━━ DATA EXCERPTS

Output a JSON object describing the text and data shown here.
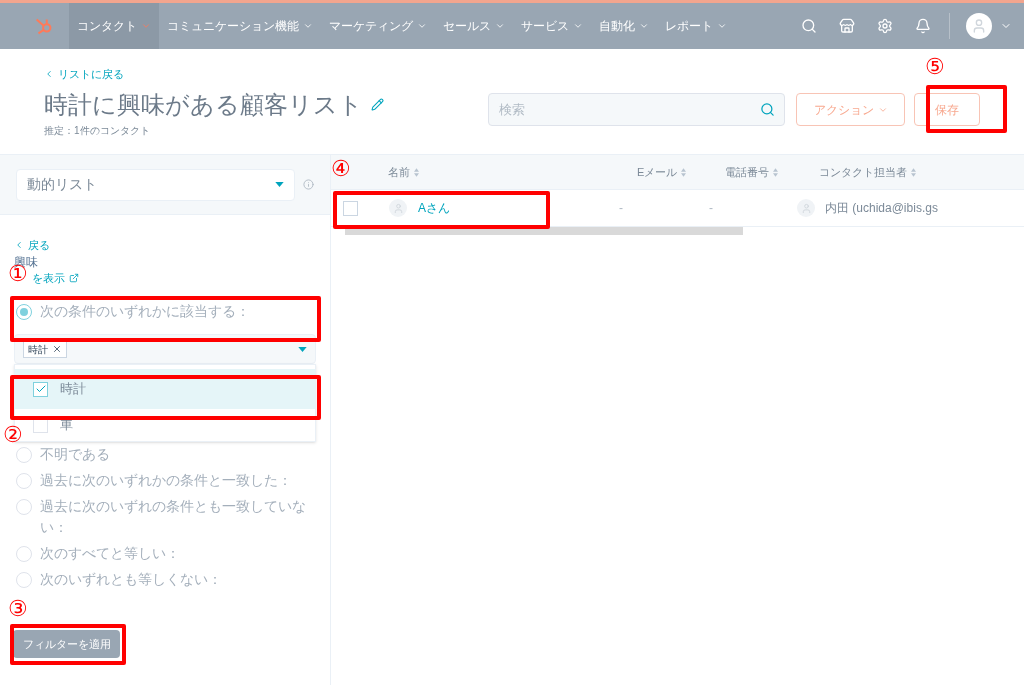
{
  "nav": {
    "items": [
      {
        "label": "コンタクト",
        "selected": true
      },
      {
        "label": "コミュニケーション機能",
        "selected": false
      },
      {
        "label": "マーケティング",
        "selected": false
      },
      {
        "label": "セールス",
        "selected": false
      },
      {
        "label": "サービス",
        "selected": false
      },
      {
        "label": "自動化",
        "selected": false
      },
      {
        "label": "レポート",
        "selected": false
      }
    ]
  },
  "header": {
    "back_link": "リストに戻る",
    "title": "時計に興味がある顧客リスト",
    "subtitle": "推定：1件のコンタクト",
    "search": {
      "placeholder": "検索"
    },
    "actions_button": "アクション",
    "save_button": "保存"
  },
  "sidebar": {
    "list_type": "動的リスト",
    "back_link": "戻る",
    "property": "興味",
    "details_link": "を表示",
    "radios": [
      {
        "label": "次の条件のいずれかに該当する：",
        "selected": true
      },
      {
        "label": "不明である",
        "selected": false
      },
      {
        "label": "過去に次のいずれかの条件と一致した：",
        "selected": false
      },
      {
        "label": "過去に次のいずれの条件とも一致していない：",
        "selected": false
      },
      {
        "label": "次のすべてと等しい：",
        "selected": false
      },
      {
        "label": "次のいずれとも等しくない：",
        "selected": false
      }
    ],
    "filter": {
      "tags": [
        "時計"
      ],
      "options": [
        {
          "label": "時計",
          "checked": true
        },
        {
          "label": "車",
          "checked": false
        }
      ]
    },
    "apply_button": "フィルターを適用"
  },
  "table": {
    "columns": [
      "名前",
      "Eメール",
      "電話番号",
      "コンタクト担当者"
    ],
    "rows": [
      {
        "name": "Aさん",
        "email": "-",
        "phone": "-",
        "owner": "内田 (uchida@ibis.gs",
        "selected": false
      }
    ]
  },
  "annotations": [
    "①",
    "②",
    "③",
    "④",
    "⑤"
  ]
}
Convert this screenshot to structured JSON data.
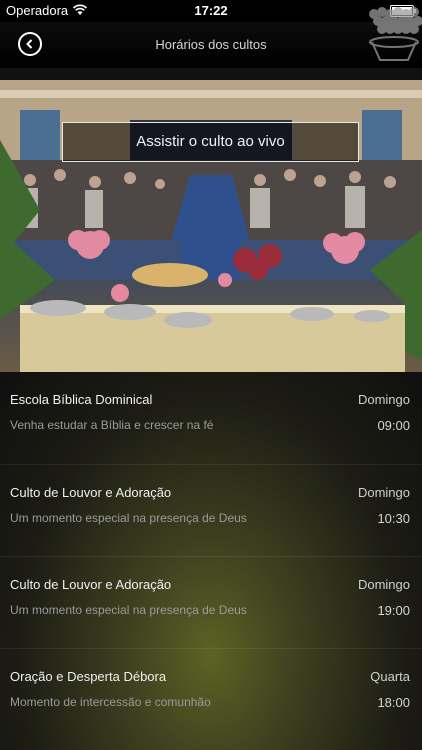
{
  "status_bar": {
    "carrier": "Operadora",
    "time": "17:22"
  },
  "nav": {
    "title": "Horários dos cultos"
  },
  "hero": {
    "live_button_label": "Assistir o culto ao vivo"
  },
  "schedule": [
    {
      "title": "Escola Bíblica Dominical",
      "day": "Domingo",
      "description": "Venha estudar a Bíblia e crescer na fé",
      "time": "09:00"
    },
    {
      "title": "Culto de Louvor e Adoração",
      "day": "Domingo",
      "description": "Um momento especial na presença de Deus",
      "time": "10:30"
    },
    {
      "title": "Culto de Louvor e Adoração",
      "day": "Domingo",
      "description": "Um momento especial na presença de Deus",
      "time": "19:00"
    },
    {
      "title": "Oração e Desperta Débora",
      "day": "Quarta",
      "description": "Momento de intercessão e comunhão",
      "time": "18:00"
    }
  ]
}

━━━━

EXERCISE | From the records given above, reproduce all text exactly and exclude each picture.

PROBLEM SOLUTION |
Output a JSON object describing the text and data shown here.
{
  "nav": {
    "items": [
      {
        "label": "コンタクト",
        "selected": true
      },
      {
        "label": "コミュニケーション機能",
        "selected": false
      },
      {
        "label": "マーケティング",
        "selected": false
      },
      {
        "label": "セールス",
        "selected": false
      },
      {
        "label": "サービス",
        "selected": false
      },
      {
        "label": "自動化",
        "selected": false
      },
      {
        "label": "レポート",
        "selected": false
      }
    ]
  },
  "header": {
    "back_link": "リストに戻る",
    "title": "時計に興味がある顧客リスト",
    "subtitle": "推定：1件のコンタクト",
    "search": {
      "placeholder": "検索"
    },
    "actions_button": "アクション",
    "save_button": "保存"
  },
  "sidebar": {
    "list_type": "動的リスト",
    "back_link": "戻る",
    "property": "興味",
    "details_link": "を表示",
    "radios": [
      {
        "label": "次の条件のいずれかに該当する：",
        "selected": true
      },
      {
        "label": "不明である",
        "selected": false
      },
      {
        "label": "過去に次のいずれかの条件と一致した：",
        "selected": false
      },
      {
        "label": "過去に次のいずれの条件とも一致していない：",
        "selected": false
      },
      {
        "label": "次のすべてと等しい：",
        "selected": false
      },
      {
        "label": "次のいずれとも等しくない：",
        "selected": false
      }
    ],
    "filter": {
      "tags": [
        "時計"
      ],
      "options": [
        {
          "label": "時計",
          "checked": true
        },
        {
          "label": "車",
          "checked": false
        }
      ]
    },
    "apply_button": "フィルターを適用"
  },
  "table": {
    "columns": [
      "名前",
      "Eメール",
      "電話番号",
      "コンタクト担当者"
    ],
    "rows": [
      {
        "name": "Aさん",
        "email": "-",
        "phone": "-",
        "owner": "内田 (uchida@ibis.gs",
        "selected": false
      }
    ]
  },
  "annotations": [
    "①",
    "②",
    "③",
    "④",
    "⑤"
  ]
}
Convert this screenshot to structured JSON data.
{
  "status_bar": {
    "carrier": "Operadora",
    "time": "17:22"
  },
  "nav": {
    "title": "Horários dos cultos"
  },
  "hero": {
    "live_button_label": "Assistir o culto ao vivo"
  },
  "schedule": [
    {
      "title": "Escola Bíblica Dominical",
      "day": "Domingo",
      "description": "Venha estudar a Bíblia e crescer na fé",
      "time": "09:00"
    },
    {
      "title": "Culto de Louvor e Adoração",
      "day": "Domingo",
      "description": "Um momento especial na presença de Deus",
      "time": "10:30"
    },
    {
      "title": "Culto de Louvor e Adoração",
      "day": "Domingo",
      "description": "Um momento especial na presença de Deus",
      "time": "19:00"
    },
    {
      "title": "Oração e Desperta Débora",
      "day": "Quarta",
      "description": "Momento de intercessão e comunhão",
      "time": "18:00"
    }
  ]
}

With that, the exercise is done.